What this task involves:
Leave out all pictures and retype exactly the lines from the one with "Parse this chart and return its data as JSON." through the last line of the material.

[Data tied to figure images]
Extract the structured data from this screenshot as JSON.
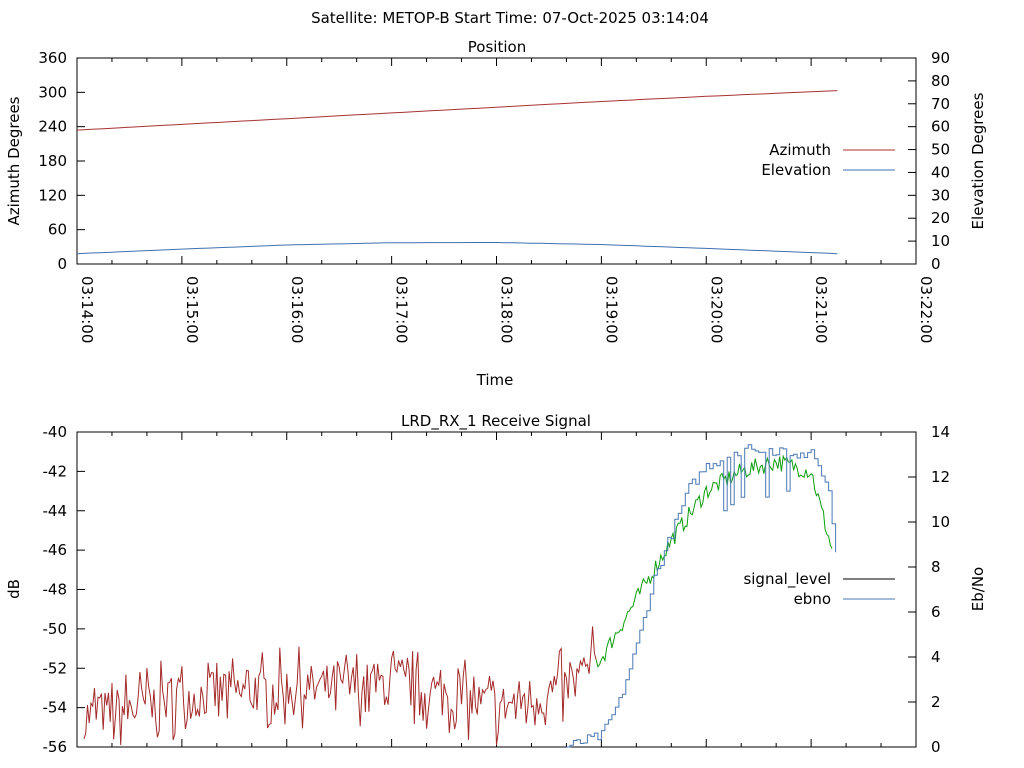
{
  "header": {
    "title": "Satellite: METOP-B    Start Time: 07-Oct-2025 03:14:04"
  },
  "colors": {
    "azimuth": "#a83232",
    "elevation": "#3f6fb0",
    "signal_level_legend": "#000000",
    "signal_level_low": "#a52a2a",
    "signal_level_high": "#0c9e0c",
    "ebno": "#4a79b5"
  },
  "chart_data": [
    {
      "type": "line",
      "title": "Position",
      "xlabel": "Time",
      "ylabel": "Azimuth Degrees",
      "y2label": "Elevation Degrees",
      "xticks": [
        "03:14:00",
        "03:15:00",
        "03:16:00",
        "03:17:00",
        "03:18:00",
        "03:19:00",
        "03:20:00",
        "03:21:00",
        "03:22:00"
      ],
      "xlim": [
        "03:14:00",
        "03:22:00"
      ],
      "ylim": [
        0,
        360
      ],
      "y2lim": [
        0,
        90
      ],
      "yticks": [
        0,
        60,
        120,
        180,
        240,
        300,
        360
      ],
      "y2ticks": [
        0,
        10,
        20,
        30,
        40,
        50,
        60,
        70,
        80,
        90
      ],
      "legend_position": "right",
      "series": [
        {
          "name": "Azimuth",
          "axis": "y",
          "x": [
            "03:14:00",
            "03:15:00",
            "03:16:00",
            "03:17:00",
            "03:18:00",
            "03:19:00",
            "03:20:00",
            "03:21:00",
            "03:21:15"
          ],
          "values": [
            234,
            244,
            254,
            264,
            274,
            284,
            293,
            301,
            303
          ]
        },
        {
          "name": "Elevation",
          "axis": "y2",
          "x": [
            "03:14:00",
            "03:15:00",
            "03:16:00",
            "03:17:00",
            "03:18:00",
            "03:19:00",
            "03:20:00",
            "03:21:00",
            "03:21:15"
          ],
          "values": [
            4.5,
            6.5,
            8.3,
            9.3,
            9.4,
            8.5,
            6.8,
            5.0,
            4.5
          ]
        }
      ]
    },
    {
      "type": "line",
      "title": "LRD_RX_1 Receive Signal",
      "ylabel": "dB",
      "y2label": "Eb/No",
      "ylim": [
        -56,
        -40
      ],
      "y2lim": [
        0,
        14
      ],
      "yticks": [
        -56,
        -54,
        -52,
        -50,
        -48,
        -46,
        -44,
        -42,
        -40
      ],
      "y2ticks": [
        0,
        2,
        4,
        6,
        8,
        10,
        12,
        14
      ],
      "legend_position": "right",
      "series": [
        {
          "name": "signal_level",
          "axis": "y",
          "x": [
            "03:14:00",
            "03:15:00",
            "03:16:00",
            "03:17:00",
            "03:18:00",
            "03:18:40",
            "03:19:00",
            "03:19:20",
            "03:19:40",
            "03:20:00",
            "03:20:20",
            "03:20:40",
            "03:21:00",
            "03:21:15"
          ],
          "values": [
            -54.5,
            -53.5,
            -53.0,
            -52.8,
            -54.0,
            -53.0,
            -51.5,
            -48.5,
            -45.5,
            -43.0,
            -42.0,
            -41.5,
            -42.0,
            -47.0
          ]
        },
        {
          "name": "ebno",
          "axis": "y2",
          "x": [
            "03:18:40",
            "03:19:00",
            "03:19:10",
            "03:19:20",
            "03:19:30",
            "03:19:40",
            "03:19:50",
            "03:20:00",
            "03:20:20",
            "03:20:40",
            "03:21:00",
            "03:21:10",
            "03:21:15"
          ],
          "values": [
            0.0,
            0.5,
            2.0,
            4.5,
            7.5,
            9.5,
            11.5,
            12.5,
            13.2,
            13.2,
            13.0,
            11.5,
            8.0
          ]
        }
      ]
    }
  ]
}
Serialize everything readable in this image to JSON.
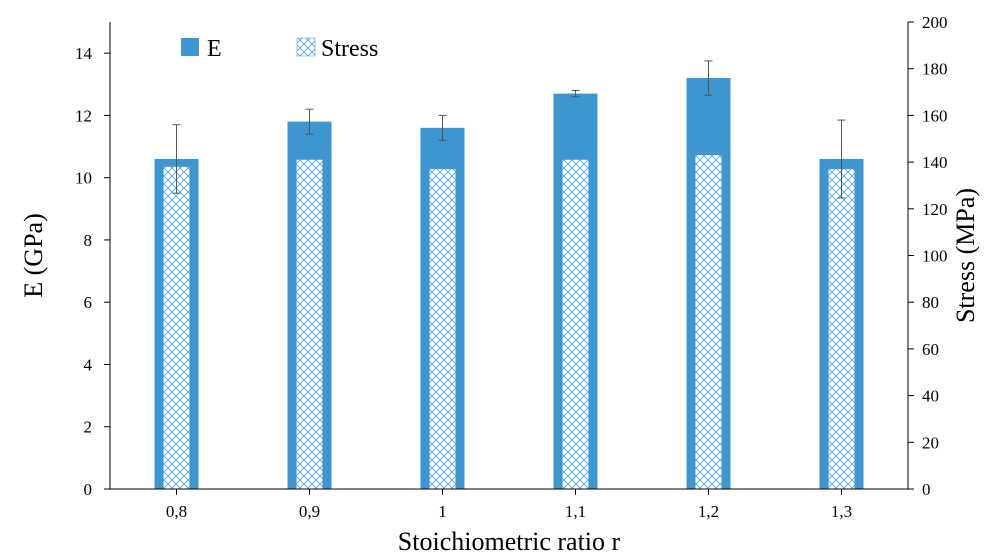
{
  "chart_data": {
    "type": "bar",
    "categories": [
      "0,8",
      "0,9",
      "1",
      "1,1",
      "1,2",
      "1,3"
    ],
    "xlabel": "Stoichiometric ratio r",
    "ylabel": "E (GPa)",
    "y2label": "Stress (MPa)",
    "ylim": [
      0,
      15
    ],
    "y2lim": [
      0,
      200
    ],
    "yticks": [
      "0",
      "2",
      "4",
      "6",
      "8",
      "10",
      "12",
      "14"
    ],
    "y2ticks": [
      "0",
      "20",
      "40",
      "60",
      "80",
      "100",
      "120",
      "140",
      "160",
      "180",
      "200"
    ],
    "grid": false,
    "legend_position": "top-left",
    "series": [
      {
        "name": "E",
        "axis": "left",
        "values": [
          10.6,
          11.8,
          11.6,
          12.7,
          13.2,
          10.6
        ],
        "errors": [
          1.1,
          0.4,
          0.4,
          0.1,
          0.55,
          1.25
        ],
        "color": "#3d96cf",
        "pattern": "solid"
      },
      {
        "name": "Stress",
        "axis": "right",
        "values": [
          138,
          141,
          137,
          141,
          143,
          137
        ],
        "color": "#5aa7de",
        "pattern": "crosshatch"
      }
    ]
  }
}
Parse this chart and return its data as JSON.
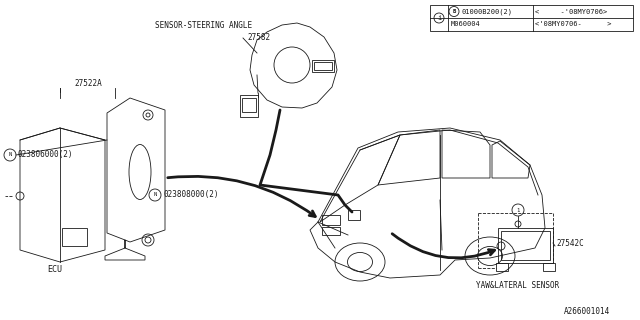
{
  "bg_color": "#ffffff",
  "line_color": "#1a1a1a",
  "fig_width": 6.4,
  "fig_height": 3.2,
  "dpi": 100,
  "labels": {
    "sensor_steering": "SENSOR-STEERING ANGLE",
    "sensor_num": "27582",
    "ecu_label": "27522A",
    "ecu_text": "ECU",
    "bolt1_label": "023806000(2)",
    "bolt2_label": "023808000(2)",
    "yaw_label": "27542C",
    "yaw_text": "YAW&LATERAL SENSOR",
    "diagram_id": "A266001014",
    "table_row1_col1": "01000B200(2)",
    "table_row1_col2": "<     -'08MY0706>",
    "table_row2_col1": "M060004",
    "table_row2_col2": "<'08MY0706-      >"
  }
}
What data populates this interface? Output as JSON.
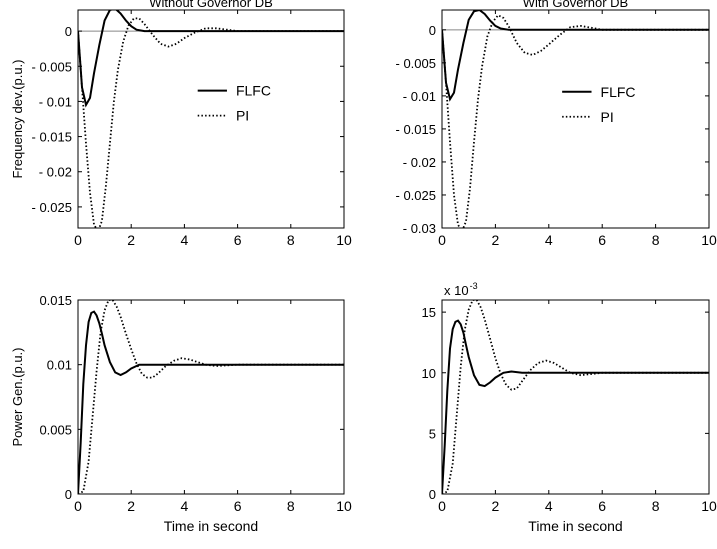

Solution to this exercise:
Parse this chart and return its data as JSON.
{
  "bg_color": "#ffffff",
  "line_color": "#1a1a1a",
  "fig_width": 6.4,
  "fig_height": 3.2,
  "dpi": 100,
  "labels": {
    "sensor_steering": "SENSOR-STEERING ANGLE",
    "sensor_num": "27582",
    "ecu_label": "27522A",
    "ecu_text": "ECU",
    "bolt1_label": "023806000(2)",
    "bolt2_label": "023808000(2)",
    "yaw_label": "27542C",
    "yaw_text": "YAW&LATERAL SENSOR",
    "diagram_id": "A266001014",
    "table_row1_col1": "01000B200(2)",
    "table_row1_col2": "<     -'08MY0706>",
    "table_row2_col1": "M060004",
    "table_row2_col2": "<'08MY0706-      >"
  }
}
What data populates this interface? Output as JSON.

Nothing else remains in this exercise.